▶ [EXERCISE GOAL]: Output the full listing word for word.
**** PROVIDED MATERIAL ****
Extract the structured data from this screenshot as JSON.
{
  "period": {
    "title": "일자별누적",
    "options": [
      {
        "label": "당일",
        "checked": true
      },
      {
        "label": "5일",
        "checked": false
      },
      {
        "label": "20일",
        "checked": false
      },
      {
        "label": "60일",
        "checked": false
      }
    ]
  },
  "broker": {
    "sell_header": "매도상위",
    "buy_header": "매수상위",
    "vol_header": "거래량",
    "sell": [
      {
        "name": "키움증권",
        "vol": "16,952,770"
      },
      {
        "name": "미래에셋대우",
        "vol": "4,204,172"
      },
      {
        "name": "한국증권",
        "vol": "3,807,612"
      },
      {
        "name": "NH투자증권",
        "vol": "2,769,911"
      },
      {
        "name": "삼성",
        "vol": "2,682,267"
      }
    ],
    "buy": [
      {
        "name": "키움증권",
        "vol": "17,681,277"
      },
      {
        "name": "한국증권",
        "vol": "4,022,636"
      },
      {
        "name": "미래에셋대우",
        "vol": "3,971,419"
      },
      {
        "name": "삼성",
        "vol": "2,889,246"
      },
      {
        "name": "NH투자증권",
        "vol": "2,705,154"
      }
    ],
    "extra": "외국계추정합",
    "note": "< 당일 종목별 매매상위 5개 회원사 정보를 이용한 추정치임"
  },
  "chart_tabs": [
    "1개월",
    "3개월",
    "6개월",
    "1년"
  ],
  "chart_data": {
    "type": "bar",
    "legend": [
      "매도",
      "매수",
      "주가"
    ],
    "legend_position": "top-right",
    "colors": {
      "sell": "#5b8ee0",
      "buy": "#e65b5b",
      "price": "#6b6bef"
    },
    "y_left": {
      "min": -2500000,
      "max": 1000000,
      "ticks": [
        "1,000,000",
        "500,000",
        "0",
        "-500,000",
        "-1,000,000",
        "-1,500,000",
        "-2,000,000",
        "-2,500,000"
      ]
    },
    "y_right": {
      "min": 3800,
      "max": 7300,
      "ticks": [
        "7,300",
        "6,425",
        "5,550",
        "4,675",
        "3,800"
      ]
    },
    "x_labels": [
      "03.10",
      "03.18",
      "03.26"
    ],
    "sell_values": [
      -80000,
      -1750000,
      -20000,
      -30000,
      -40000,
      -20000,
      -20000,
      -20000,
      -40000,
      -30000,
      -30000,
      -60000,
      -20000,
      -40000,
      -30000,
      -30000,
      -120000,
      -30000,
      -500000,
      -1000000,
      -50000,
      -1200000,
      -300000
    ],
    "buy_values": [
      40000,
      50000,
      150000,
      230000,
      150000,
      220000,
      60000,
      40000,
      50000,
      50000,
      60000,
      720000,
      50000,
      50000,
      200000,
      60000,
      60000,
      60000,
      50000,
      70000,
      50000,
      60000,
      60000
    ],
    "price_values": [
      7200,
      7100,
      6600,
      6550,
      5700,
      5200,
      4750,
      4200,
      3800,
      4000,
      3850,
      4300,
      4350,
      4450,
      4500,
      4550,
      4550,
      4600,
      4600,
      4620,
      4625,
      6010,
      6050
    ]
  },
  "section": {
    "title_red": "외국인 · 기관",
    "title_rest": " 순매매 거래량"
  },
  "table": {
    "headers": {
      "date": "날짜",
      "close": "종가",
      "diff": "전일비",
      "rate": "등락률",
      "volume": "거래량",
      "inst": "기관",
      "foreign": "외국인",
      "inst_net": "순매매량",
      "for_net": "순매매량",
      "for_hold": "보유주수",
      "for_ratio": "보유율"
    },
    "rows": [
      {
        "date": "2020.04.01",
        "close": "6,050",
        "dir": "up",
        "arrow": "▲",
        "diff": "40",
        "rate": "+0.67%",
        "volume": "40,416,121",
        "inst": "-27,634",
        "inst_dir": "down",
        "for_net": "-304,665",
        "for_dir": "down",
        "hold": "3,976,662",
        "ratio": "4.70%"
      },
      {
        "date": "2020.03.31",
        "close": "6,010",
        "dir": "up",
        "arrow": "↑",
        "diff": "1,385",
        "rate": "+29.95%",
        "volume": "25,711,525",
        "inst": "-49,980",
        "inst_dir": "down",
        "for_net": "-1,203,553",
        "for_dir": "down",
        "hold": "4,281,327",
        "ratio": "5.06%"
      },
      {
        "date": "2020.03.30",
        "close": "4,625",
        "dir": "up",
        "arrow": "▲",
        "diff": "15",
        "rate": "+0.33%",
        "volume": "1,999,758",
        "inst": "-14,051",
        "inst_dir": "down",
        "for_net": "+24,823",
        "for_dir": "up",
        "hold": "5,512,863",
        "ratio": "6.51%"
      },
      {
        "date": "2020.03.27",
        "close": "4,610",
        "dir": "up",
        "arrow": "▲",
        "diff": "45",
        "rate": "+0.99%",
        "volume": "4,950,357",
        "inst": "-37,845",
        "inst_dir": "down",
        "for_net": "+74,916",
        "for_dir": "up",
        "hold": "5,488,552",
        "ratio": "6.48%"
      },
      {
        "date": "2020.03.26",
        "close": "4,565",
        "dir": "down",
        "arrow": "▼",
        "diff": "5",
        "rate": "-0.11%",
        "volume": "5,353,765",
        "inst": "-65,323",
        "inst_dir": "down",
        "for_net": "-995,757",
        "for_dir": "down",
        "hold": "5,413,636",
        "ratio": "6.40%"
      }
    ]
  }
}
****
▶ [RESPONSE FOR THIS EXERCISE]:
Extract the structured data from this screenshot as JSON.
{
  "period": {
    "title": "일자별누적",
    "options": [
      {
        "label": "당일",
        "checked": true
      },
      {
        "label": "5일",
        "checked": false
      },
      {
        "label": "20일",
        "checked": false
      },
      {
        "label": "60일",
        "checked": false
      }
    ]
  },
  "broker": {
    "sell_header": "매도상위",
    "buy_header": "매수상위",
    "vol_header": "거래량",
    "sell": [
      {
        "name": "키움증권",
        "vol": "16,952,770"
      },
      {
        "name": "미래에셋대우",
        "vol": "4,204,172"
      },
      {
        "name": "한국증권",
        "vol": "3,807,612"
      },
      {
        "name": "NH투자증권",
        "vol": "2,769,911"
      },
      {
        "name": "삼성",
        "vol": "2,682,267"
      }
    ],
    "buy": [
      {
        "name": "키움증권",
        "vol": "17,681,277"
      },
      {
        "name": "한국증권",
        "vol": "4,022,636"
      },
      {
        "name": "미래에셋대우",
        "vol": "3,971,419"
      },
      {
        "name": "삼성",
        "vol": "2,889,246"
      },
      {
        "name": "NH투자증권",
        "vol": "2,705,154"
      }
    ],
    "extra": "외국계추정합",
    "note": "< 당일 종목별 매매상위 5개 회원사 정보를 이용한 추정치임"
  },
  "chart_tabs": [
    "1개월",
    "3개월",
    "6개월",
    "1년"
  ],
  "chart_data": {
    "type": "bar",
    "legend": [
      "매도",
      "매수",
      "주가"
    ],
    "legend_position": "top-right",
    "colors": {
      "sell": "#5b8ee0",
      "buy": "#e65b5b",
      "price": "#6b6bef"
    },
    "y_left": {
      "min": -2500000,
      "max": 1000000,
      "ticks": [
        "1,000,000",
        "500,000",
        "0",
        "-500,000",
        "-1,000,000",
        "-1,500,000",
        "-2,000,000",
        "-2,500,000"
      ]
    },
    "y_right": {
      "min": 3800,
      "max": 7300,
      "ticks": [
        "7,300",
        "6,425",
        "5,550",
        "4,675",
        "3,800"
      ]
    },
    "x_labels": [
      "03.10",
      "03.18",
      "03.26"
    ],
    "sell_values": [
      -80000,
      -1750000,
      -20000,
      -30000,
      -40000,
      -20000,
      -20000,
      -20000,
      -40000,
      -30000,
      -30000,
      -60000,
      -20000,
      -40000,
      -30000,
      -30000,
      -120000,
      -30000,
      -500000,
      -1000000,
      -50000,
      -1200000,
      -300000
    ],
    "buy_values": [
      40000,
      50000,
      150000,
      230000,
      150000,
      220000,
      60000,
      40000,
      50000,
      50000,
      60000,
      720000,
      50000,
      50000,
      200000,
      60000,
      60000,
      60000,
      50000,
      70000,
      50000,
      60000,
      60000
    ],
    "price_values": [
      7200,
      7100,
      6600,
      6550,
      5700,
      5200,
      4750,
      4200,
      3800,
      4000,
      3850,
      4300,
      4350,
      4450,
      4500,
      4550,
      4550,
      4600,
      4600,
      4620,
      4625,
      6010,
      6050
    ]
  },
  "section": {
    "title_red": "외국인 · 기관",
    "title_rest": " 순매매 거래량"
  },
  "table": {
    "headers": {
      "date": "날짜",
      "close": "종가",
      "diff": "전일비",
      "rate": "등락률",
      "volume": "거래량",
      "inst": "기관",
      "foreign": "외국인",
      "inst_net": "순매매량",
      "for_net": "순매매량",
      "for_hold": "보유주수",
      "for_ratio": "보유율"
    },
    "rows": [
      {
        "date": "2020.04.01",
        "close": "6,050",
        "dir": "up",
        "arrow": "▲",
        "diff": "40",
        "rate": "+0.67%",
        "volume": "40,416,121",
        "inst": "-27,634",
        "inst_dir": "down",
        "for_net": "-304,665",
        "for_dir": "down",
        "hold": "3,976,662",
        "ratio": "4.70%"
      },
      {
        "date": "2020.03.31",
        "close": "6,010",
        "dir": "up",
        "arrow": "↑",
        "diff": "1,385",
        "rate": "+29.95%",
        "volume": "25,711,525",
        "inst": "-49,980",
        "inst_dir": "down",
        "for_net": "-1,203,553",
        "for_dir": "down",
        "hold": "4,281,327",
        "ratio": "5.06%"
      },
      {
        "date": "2020.03.30",
        "close": "4,625",
        "dir": "up",
        "arrow": "▲",
        "diff": "15",
        "rate": "+0.33%",
        "volume": "1,999,758",
        "inst": "-14,051",
        "inst_dir": "down",
        "for_net": "+24,823",
        "for_dir": "up",
        "hold": "5,512,863",
        "ratio": "6.51%"
      },
      {
        "date": "2020.03.27",
        "close": "4,610",
        "dir": "up",
        "arrow": "▲",
        "diff": "45",
        "rate": "+0.99%",
        "volume": "4,950,357",
        "inst": "-37,845",
        "inst_dir": "down",
        "for_net": "+74,916",
        "for_dir": "up",
        "hold": "5,488,552",
        "ratio": "6.48%"
      },
      {
        "date": "2020.03.26",
        "close": "4,565",
        "dir": "down",
        "arrow": "▼",
        "diff": "5",
        "rate": "-0.11%",
        "volume": "5,353,765",
        "inst": "-65,323",
        "inst_dir": "down",
        "for_net": "-995,757",
        "for_dir": "down",
        "hold": "5,413,636",
        "ratio": "6.40%"
      }
    ]
  }
}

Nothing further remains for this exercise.